▶ [Problem] Pick out the lines below that contain the string "title" and copy them all.

▶ [Record set]
## Start

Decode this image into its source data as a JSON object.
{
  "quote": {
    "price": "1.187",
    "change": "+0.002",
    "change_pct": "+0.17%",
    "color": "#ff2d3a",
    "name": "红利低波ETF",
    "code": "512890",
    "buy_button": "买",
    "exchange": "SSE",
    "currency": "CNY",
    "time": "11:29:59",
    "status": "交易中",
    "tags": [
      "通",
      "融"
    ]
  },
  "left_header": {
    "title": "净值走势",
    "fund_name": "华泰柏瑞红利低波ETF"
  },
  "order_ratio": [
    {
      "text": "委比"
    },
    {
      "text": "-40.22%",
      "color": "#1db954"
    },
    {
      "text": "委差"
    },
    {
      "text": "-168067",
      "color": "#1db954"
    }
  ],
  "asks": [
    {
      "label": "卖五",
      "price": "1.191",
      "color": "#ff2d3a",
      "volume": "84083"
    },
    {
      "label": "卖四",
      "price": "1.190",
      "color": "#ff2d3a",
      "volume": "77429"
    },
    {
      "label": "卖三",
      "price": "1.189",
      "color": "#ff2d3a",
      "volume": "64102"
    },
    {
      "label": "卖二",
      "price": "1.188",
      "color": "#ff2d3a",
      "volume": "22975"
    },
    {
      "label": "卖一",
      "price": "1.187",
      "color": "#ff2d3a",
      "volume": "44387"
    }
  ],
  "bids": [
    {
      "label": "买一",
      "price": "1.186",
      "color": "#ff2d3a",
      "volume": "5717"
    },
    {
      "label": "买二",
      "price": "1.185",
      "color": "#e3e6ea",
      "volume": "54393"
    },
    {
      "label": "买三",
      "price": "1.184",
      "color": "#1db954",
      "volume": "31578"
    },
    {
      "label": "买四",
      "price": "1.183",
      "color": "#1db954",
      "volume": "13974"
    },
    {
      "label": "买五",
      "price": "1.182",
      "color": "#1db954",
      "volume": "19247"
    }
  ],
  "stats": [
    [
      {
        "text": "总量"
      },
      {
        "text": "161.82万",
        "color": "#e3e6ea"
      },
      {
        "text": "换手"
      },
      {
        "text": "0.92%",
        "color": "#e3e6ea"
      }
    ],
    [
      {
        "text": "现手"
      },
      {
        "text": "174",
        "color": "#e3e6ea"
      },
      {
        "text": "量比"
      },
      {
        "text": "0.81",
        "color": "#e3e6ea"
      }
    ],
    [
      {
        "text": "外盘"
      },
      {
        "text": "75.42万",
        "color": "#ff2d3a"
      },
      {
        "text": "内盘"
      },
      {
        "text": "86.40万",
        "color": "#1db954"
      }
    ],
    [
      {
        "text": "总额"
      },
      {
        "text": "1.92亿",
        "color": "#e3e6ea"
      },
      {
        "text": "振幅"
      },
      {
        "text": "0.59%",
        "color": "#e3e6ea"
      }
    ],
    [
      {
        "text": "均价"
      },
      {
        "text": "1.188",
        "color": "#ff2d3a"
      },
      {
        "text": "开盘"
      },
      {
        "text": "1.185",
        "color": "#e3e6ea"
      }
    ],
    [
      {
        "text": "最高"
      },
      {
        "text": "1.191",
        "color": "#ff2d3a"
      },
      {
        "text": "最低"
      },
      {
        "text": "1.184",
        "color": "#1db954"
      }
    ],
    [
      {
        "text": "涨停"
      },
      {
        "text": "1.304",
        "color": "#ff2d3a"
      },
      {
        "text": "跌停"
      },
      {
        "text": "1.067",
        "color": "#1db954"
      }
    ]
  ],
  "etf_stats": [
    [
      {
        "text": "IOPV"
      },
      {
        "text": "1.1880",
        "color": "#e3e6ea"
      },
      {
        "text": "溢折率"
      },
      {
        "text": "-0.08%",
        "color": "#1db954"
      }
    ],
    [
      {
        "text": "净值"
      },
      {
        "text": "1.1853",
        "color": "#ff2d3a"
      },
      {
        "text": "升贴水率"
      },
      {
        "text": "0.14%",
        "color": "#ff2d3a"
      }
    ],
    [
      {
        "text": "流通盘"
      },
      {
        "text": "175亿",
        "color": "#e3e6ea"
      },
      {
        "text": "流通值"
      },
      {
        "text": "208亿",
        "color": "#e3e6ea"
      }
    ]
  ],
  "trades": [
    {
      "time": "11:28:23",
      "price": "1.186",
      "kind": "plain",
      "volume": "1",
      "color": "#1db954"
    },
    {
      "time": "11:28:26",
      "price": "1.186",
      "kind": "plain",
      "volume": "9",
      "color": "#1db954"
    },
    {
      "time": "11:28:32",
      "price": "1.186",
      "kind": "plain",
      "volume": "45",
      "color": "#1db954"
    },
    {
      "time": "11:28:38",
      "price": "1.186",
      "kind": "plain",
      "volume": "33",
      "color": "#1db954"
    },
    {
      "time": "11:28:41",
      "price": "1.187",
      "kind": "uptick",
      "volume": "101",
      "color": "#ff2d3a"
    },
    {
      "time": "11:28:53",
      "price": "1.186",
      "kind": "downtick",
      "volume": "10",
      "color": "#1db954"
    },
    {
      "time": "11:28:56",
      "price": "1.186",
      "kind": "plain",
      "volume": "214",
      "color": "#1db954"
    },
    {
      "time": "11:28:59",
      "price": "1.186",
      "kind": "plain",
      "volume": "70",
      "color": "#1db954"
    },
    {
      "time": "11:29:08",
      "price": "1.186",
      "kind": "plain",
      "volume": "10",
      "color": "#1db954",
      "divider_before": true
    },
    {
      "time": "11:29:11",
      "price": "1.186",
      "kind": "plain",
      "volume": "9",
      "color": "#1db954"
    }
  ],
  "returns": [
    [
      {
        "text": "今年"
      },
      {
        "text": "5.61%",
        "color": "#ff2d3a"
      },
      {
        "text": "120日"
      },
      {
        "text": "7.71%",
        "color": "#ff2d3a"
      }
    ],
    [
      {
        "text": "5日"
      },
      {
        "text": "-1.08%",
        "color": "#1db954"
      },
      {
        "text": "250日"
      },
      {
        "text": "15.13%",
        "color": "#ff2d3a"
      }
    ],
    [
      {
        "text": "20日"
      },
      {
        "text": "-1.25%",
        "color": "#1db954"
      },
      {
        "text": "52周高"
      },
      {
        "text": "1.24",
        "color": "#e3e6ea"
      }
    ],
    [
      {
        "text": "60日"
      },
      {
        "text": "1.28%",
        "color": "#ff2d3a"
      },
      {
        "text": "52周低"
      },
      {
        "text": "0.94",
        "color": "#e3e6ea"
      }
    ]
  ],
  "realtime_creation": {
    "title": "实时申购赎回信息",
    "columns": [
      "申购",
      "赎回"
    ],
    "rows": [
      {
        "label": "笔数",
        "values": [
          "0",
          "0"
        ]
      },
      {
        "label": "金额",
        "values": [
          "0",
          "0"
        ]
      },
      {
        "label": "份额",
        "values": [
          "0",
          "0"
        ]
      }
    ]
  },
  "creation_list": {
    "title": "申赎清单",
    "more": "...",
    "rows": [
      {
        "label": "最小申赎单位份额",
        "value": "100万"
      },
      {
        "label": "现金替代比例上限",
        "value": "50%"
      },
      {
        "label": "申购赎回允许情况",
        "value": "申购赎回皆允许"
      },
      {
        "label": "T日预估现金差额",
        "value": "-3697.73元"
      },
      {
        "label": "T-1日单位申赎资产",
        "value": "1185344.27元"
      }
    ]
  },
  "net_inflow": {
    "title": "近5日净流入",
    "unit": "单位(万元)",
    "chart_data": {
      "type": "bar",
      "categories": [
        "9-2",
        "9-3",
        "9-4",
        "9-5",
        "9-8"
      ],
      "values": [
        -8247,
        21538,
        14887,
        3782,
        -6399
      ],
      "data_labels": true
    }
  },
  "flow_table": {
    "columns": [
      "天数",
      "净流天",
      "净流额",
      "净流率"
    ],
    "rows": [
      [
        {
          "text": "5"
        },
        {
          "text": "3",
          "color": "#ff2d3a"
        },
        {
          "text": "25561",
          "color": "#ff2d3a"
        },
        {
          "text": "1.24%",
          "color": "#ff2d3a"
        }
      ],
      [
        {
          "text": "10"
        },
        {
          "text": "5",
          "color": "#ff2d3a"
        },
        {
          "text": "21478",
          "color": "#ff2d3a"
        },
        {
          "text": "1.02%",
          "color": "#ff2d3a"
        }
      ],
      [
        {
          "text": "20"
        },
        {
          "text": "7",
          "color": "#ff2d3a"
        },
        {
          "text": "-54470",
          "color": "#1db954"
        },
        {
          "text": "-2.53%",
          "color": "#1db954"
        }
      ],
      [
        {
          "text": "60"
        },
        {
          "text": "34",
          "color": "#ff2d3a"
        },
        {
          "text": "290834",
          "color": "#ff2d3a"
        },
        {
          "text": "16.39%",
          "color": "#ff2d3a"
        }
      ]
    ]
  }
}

## End

▶ [Exercise answer]
    "title": "净值走势",
    "title": "实时申购赎回信息",
    "title": "申赎清单",
    "title": "近5日净流入",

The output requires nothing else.